[START OF Record excerpts]

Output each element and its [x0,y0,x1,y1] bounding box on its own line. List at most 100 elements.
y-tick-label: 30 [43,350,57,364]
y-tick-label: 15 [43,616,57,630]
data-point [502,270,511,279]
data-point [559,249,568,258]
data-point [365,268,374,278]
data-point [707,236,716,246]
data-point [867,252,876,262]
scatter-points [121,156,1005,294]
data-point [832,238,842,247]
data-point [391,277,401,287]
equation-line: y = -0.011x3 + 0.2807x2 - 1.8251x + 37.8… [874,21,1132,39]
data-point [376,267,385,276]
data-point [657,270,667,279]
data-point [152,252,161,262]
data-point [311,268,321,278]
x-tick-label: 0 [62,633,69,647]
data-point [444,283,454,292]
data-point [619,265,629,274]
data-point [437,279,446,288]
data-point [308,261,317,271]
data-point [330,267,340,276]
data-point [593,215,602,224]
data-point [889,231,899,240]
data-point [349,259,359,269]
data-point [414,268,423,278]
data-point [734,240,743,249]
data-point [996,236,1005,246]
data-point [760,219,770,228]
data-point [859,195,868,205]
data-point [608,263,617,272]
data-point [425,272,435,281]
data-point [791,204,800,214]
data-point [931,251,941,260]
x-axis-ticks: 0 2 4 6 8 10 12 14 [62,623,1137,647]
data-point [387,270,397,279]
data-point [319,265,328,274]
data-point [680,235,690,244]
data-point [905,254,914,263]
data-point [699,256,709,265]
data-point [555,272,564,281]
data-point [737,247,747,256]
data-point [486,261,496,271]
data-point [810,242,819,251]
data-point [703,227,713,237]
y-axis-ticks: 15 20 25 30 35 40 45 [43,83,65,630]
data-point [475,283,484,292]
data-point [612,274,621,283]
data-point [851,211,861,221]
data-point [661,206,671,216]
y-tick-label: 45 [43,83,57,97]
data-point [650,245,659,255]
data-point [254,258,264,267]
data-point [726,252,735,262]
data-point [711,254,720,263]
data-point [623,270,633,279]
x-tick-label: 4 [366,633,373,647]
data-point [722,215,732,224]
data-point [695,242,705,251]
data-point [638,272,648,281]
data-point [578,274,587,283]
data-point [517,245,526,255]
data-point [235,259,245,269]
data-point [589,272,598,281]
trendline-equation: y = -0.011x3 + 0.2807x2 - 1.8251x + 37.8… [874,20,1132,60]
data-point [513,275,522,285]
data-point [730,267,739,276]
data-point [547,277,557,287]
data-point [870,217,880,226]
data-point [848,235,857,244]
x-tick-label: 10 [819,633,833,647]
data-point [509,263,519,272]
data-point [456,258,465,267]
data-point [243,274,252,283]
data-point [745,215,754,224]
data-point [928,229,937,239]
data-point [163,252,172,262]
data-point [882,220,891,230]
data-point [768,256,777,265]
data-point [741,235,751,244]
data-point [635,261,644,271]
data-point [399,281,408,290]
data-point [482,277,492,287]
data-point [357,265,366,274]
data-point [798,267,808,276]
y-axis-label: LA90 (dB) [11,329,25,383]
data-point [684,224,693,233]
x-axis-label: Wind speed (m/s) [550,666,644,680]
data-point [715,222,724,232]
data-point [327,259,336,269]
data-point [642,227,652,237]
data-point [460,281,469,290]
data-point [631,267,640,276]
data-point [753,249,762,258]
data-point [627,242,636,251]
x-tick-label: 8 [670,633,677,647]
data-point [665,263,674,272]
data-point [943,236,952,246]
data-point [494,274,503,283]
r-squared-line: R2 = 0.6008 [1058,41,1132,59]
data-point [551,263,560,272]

[END OF Record excerpts]

(Written exercise) Turn the records above into a numbered list and drop any blank lines.

(Response to the task)
1. Output each element and its [x0,y0,x1,y1] bounding box on its own line. List at most 100 elements.
2. y-tick-label: 30 [43,350,57,364]
3. y-tick-label: 15 [43,616,57,630]
4. data-point [502,270,511,279]
5. data-point [559,249,568,258]
6. data-point [365,268,374,278]
7. data-point [707,236,716,246]
8. data-point [867,252,876,262]
9. scatter-points [121,156,1005,294]
10. data-point [832,238,842,247]
11. data-point [391,277,401,287]
12. equation-line: y = -0.011x3 + 0.2807x2 - 1.8251x + 37.8… [874,21,1132,39]
13. data-point [376,267,385,276]
14. data-point [657,270,667,279]
15. data-point [152,252,161,262]
16. data-point [311,268,321,278]
17. x-tick-label: 0 [62,633,69,647]
18. data-point [444,283,454,292]
19. data-point [619,265,629,274]
20. data-point [437,279,446,288]
21. data-point [308,261,317,271]
22. data-point [330,267,340,276]
23. data-point [593,215,602,224]
24. data-point [889,231,899,240]
25. data-point [349,259,359,269]
26. data-point [414,268,423,278]
27. data-point [734,240,743,249]
28. data-point [996,236,1005,246]
29. data-point [760,219,770,228]
30. data-point [859,195,868,205]
31. data-point [608,263,617,272]
32. data-point [425,272,435,281]
33. data-point [791,204,800,214]
34. data-point [931,251,941,260]
35. x-axis-ticks: 0 2 4 6 8 10 12 14 [62,623,1137,647]
36. data-point [387,270,397,279]
37. data-point [319,265,328,274]
38. data-point [680,235,690,244]
39. data-point [905,254,914,263]
40. data-point [699,256,709,265]
41. data-point [555,272,564,281]
42. data-point [737,247,747,256]
43. data-point [486,261,496,271]
44. data-point [810,242,819,251]
45. data-point [703,227,713,237]
46. y-axis-ticks: 15 20 25 30 35 40 45 [43,83,65,630]
47. data-point [475,283,484,292]
48. data-point [612,274,621,283]
49. data-point [851,211,861,221]
50. data-point [661,206,671,216]
51. y-tick-label: 45 [43,83,57,97]
52. data-point [650,245,659,255]
53. data-point [254,258,264,267]
54. data-point [726,252,735,262]
55. data-point [711,254,720,263]
56. data-point [623,270,633,279]
57. x-tick-label: 4 [366,633,373,647]
58. data-point [722,215,732,224]
59. data-point [695,242,705,251]
60. data-point [638,272,648,281]
61. data-point [578,274,587,283]
62. data-point [517,245,526,255]
63. data-point [235,259,245,269]
64. data-point [589,272,598,281]
65. trendline-equation: y = -0.011x3 + 0.2807x2 - 1.8251x + 37.8… [874,20,1132,60]
66. data-point [513,275,522,285]
67. data-point [730,267,739,276]
68. data-point [547,277,557,287]
69. data-point [870,217,880,226]
70. data-point [848,235,857,244]
71. x-tick-label: 10 [819,633,833,647]
72. data-point [509,263,519,272]
73. data-point [456,258,465,267]
74. data-point [243,274,252,283]
75. data-point [745,215,754,224]
76. data-point [928,229,937,239]
77. data-point [163,252,172,262]
78. data-point [882,220,891,230]
79. data-point [768,256,777,265]
80. data-point [741,235,751,244]
81. data-point [635,261,644,271]
82. data-point [399,281,408,290]
83. data-point [482,277,492,287]
84. data-point [357,265,366,274]
85. data-point [798,267,808,276]
86. y-axis-label: LA90 (dB) [11,329,25,383]
87. data-point [684,224,693,233]
88. x-axis-label: Wind speed (m/s) [550,666,644,680]
89. data-point [715,222,724,232]
90. data-point [327,259,336,269]
91. data-point [642,227,652,237]
92. data-point [460,281,469,290]
93. data-point [631,267,640,276]
94. data-point [753,249,762,258]
95. data-point [627,242,636,251]
96. x-tick-label: 8 [670,633,677,647]
97. data-point [665,263,674,272]
98. data-point [943,236,952,246]
99. data-point [494,274,503,283]
100. r-squared-line: R2 = 0.6008 [1058,41,1132,59]
101. data-point [551,263,560,272]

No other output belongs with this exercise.